_EXERCISE INSTRUCTIONS_: Give the listing below again in full, exactly as written.
————————
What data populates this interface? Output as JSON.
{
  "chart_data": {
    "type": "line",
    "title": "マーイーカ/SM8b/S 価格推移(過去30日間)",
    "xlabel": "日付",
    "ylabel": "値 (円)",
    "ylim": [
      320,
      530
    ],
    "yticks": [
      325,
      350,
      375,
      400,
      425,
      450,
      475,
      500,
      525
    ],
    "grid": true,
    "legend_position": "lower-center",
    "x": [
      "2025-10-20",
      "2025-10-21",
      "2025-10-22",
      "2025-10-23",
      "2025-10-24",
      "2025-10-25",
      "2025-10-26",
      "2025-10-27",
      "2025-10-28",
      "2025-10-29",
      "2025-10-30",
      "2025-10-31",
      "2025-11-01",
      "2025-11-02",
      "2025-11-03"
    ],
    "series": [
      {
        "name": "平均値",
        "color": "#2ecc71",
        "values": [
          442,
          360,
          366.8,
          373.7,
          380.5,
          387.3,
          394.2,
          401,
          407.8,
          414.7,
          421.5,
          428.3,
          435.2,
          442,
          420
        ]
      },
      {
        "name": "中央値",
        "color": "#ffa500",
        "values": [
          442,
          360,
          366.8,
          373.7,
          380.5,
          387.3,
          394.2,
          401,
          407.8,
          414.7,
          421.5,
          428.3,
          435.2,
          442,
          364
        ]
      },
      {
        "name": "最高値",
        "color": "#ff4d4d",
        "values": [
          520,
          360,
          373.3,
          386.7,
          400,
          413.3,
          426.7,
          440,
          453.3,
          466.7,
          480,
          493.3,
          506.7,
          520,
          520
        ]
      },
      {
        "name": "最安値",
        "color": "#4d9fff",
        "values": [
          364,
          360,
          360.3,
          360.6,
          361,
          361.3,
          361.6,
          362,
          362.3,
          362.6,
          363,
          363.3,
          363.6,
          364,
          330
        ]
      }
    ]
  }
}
————————
_RESPONSE FOR THIS EXERCISE_:
What data populates this interface? Output as JSON.
{
  "chart_data": {
    "type": "line",
    "title": "マーイーカ/SM8b/S 価格推移(過去30日間)",
    "xlabel": "日付",
    "ylabel": "値 (円)",
    "ylim": [
      320,
      530
    ],
    "yticks": [
      325,
      350,
      375,
      400,
      425,
      450,
      475,
      500,
      525
    ],
    "grid": true,
    "legend_position": "lower-center",
    "x": [
      "2025-10-20",
      "2025-10-21",
      "2025-10-22",
      "2025-10-23",
      "2025-10-24",
      "2025-10-25",
      "2025-10-26",
      "2025-10-27",
      "2025-10-28",
      "2025-10-29",
      "2025-10-30",
      "2025-10-31",
      "2025-11-01",
      "2025-11-02",
      "2025-11-03"
    ],
    "series": [
      {
        "name": "平均値",
        "color": "#2ecc71",
        "values": [
          442,
          360,
          366.8,
          373.7,
          380.5,
          387.3,
          394.2,
          401,
          407.8,
          414.7,
          421.5,
          428.3,
          435.2,
          442,
          420
        ]
      },
      {
        "name": "中央値",
        "color": "#ffa500",
        "values": [
          442,
          360,
          366.8,
          373.7,
          380.5,
          387.3,
          394.2,
          401,
          407.8,
          414.7,
          421.5,
          428.3,
          435.2,
          442,
          364
        ]
      },
      {
        "name": "最高値",
        "color": "#ff4d4d",
        "values": [
          520,
          360,
          373.3,
          386.7,
          400,
          413.3,
          426.7,
          440,
          453.3,
          466.7,
          480,
          493.3,
          506.7,
          520,
          520
        ]
      },
      {
        "name": "最安値",
        "color": "#4d9fff",
        "values": [
          364,
          360,
          360.3,
          360.6,
          361,
          361.3,
          361.6,
          362,
          362.3,
          362.6,
          363,
          363.3,
          363.6,
          364,
          330
        ]
      }
    ]
  }
}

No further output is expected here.